What the exercise asks » Determine which lines of the records include the word "name", and copy them.

Dataset extract »
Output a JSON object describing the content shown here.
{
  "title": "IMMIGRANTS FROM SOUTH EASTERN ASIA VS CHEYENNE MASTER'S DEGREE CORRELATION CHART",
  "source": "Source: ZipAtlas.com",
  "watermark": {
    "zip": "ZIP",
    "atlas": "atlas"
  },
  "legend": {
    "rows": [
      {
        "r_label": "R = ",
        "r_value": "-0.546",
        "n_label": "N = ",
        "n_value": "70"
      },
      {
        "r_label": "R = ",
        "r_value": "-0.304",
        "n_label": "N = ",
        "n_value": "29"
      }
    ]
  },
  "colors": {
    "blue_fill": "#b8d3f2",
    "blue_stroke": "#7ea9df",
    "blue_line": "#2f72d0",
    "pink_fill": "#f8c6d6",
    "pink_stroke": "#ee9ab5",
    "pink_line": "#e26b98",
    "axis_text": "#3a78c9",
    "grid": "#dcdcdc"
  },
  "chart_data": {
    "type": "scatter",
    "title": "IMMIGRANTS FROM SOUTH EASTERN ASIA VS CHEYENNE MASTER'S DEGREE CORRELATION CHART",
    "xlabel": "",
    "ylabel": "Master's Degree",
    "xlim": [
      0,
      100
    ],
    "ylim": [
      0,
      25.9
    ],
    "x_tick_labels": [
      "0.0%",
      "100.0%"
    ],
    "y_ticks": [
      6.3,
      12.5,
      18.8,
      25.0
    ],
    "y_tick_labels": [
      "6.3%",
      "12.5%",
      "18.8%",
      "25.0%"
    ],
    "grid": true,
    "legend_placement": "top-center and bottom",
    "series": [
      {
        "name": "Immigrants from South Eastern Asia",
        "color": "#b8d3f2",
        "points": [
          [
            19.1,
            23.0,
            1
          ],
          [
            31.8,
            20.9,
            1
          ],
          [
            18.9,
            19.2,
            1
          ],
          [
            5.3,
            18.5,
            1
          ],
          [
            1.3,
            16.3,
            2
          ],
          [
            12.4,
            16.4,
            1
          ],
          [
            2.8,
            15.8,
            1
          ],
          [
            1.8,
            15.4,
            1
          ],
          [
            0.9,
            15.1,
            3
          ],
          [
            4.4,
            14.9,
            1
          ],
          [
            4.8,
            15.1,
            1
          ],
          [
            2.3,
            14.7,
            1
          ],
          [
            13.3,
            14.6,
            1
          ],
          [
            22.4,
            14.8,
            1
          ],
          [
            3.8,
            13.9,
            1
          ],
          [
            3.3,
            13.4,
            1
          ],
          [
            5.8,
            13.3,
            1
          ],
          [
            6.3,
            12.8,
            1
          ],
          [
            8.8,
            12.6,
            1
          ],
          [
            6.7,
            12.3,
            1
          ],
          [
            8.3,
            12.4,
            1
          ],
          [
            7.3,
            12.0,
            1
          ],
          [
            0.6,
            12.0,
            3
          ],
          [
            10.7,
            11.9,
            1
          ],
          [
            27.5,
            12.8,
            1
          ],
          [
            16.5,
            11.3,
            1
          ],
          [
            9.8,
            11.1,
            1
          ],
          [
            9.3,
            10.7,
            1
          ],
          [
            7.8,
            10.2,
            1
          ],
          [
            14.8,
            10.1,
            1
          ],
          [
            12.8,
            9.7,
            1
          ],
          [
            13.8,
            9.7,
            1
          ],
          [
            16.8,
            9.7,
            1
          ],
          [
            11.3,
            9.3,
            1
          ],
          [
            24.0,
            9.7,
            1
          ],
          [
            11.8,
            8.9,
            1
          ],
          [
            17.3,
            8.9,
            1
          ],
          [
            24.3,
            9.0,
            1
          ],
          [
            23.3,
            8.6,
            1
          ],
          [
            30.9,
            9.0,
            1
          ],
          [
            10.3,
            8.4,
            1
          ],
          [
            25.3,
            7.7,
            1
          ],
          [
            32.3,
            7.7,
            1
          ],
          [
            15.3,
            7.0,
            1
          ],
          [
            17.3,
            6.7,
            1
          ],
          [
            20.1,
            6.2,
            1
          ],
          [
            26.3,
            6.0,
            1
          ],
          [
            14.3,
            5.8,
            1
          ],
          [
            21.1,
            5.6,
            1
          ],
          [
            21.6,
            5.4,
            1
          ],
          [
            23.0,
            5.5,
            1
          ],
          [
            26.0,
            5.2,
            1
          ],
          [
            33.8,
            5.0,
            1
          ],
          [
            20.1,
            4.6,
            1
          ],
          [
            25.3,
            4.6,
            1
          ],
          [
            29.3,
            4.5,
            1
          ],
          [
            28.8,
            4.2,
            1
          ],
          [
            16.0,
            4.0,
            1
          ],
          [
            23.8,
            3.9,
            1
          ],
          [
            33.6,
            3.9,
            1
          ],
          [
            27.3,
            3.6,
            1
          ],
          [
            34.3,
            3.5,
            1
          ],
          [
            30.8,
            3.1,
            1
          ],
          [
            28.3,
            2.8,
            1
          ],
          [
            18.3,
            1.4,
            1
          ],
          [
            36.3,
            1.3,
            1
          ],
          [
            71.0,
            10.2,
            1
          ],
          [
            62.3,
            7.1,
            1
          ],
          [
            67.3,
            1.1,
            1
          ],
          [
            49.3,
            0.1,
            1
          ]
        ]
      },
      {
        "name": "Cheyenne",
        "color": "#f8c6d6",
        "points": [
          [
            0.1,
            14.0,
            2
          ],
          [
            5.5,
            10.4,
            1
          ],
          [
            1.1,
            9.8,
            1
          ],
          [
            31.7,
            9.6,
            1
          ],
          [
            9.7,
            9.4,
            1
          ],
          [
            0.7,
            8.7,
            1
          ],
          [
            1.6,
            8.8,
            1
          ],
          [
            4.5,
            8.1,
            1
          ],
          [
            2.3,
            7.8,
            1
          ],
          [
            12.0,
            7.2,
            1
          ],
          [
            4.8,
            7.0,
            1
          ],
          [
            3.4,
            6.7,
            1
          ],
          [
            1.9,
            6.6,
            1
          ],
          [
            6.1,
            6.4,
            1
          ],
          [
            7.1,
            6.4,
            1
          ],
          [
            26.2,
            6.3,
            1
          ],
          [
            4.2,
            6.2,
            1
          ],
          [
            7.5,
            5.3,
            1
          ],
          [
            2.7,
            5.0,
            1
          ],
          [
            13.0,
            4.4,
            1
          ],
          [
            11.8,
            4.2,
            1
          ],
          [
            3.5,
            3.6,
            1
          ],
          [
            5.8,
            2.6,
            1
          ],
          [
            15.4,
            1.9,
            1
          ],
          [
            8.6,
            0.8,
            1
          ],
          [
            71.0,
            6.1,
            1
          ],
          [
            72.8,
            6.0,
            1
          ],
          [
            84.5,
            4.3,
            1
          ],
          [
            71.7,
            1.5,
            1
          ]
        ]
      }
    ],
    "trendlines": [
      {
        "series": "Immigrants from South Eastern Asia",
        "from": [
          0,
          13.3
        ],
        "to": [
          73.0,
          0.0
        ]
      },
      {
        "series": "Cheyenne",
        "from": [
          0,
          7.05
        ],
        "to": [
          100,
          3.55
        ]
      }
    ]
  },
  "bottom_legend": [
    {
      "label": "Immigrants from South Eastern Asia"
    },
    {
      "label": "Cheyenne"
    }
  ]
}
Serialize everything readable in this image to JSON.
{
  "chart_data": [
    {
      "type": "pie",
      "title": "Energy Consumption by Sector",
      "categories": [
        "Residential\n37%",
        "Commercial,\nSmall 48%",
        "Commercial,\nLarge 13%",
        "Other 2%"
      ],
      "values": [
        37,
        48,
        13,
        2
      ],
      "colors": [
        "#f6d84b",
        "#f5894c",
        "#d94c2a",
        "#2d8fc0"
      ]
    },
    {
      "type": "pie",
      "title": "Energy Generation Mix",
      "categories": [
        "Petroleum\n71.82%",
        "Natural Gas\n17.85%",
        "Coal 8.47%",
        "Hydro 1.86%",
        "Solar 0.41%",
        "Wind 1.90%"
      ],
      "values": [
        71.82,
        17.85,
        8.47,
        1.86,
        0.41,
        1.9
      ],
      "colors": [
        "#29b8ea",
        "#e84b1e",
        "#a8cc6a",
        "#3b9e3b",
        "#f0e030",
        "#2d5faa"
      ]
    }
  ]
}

Answer in full »
        "name": "Immigrants from South Eastern Asia",
        "name": "Cheyenne",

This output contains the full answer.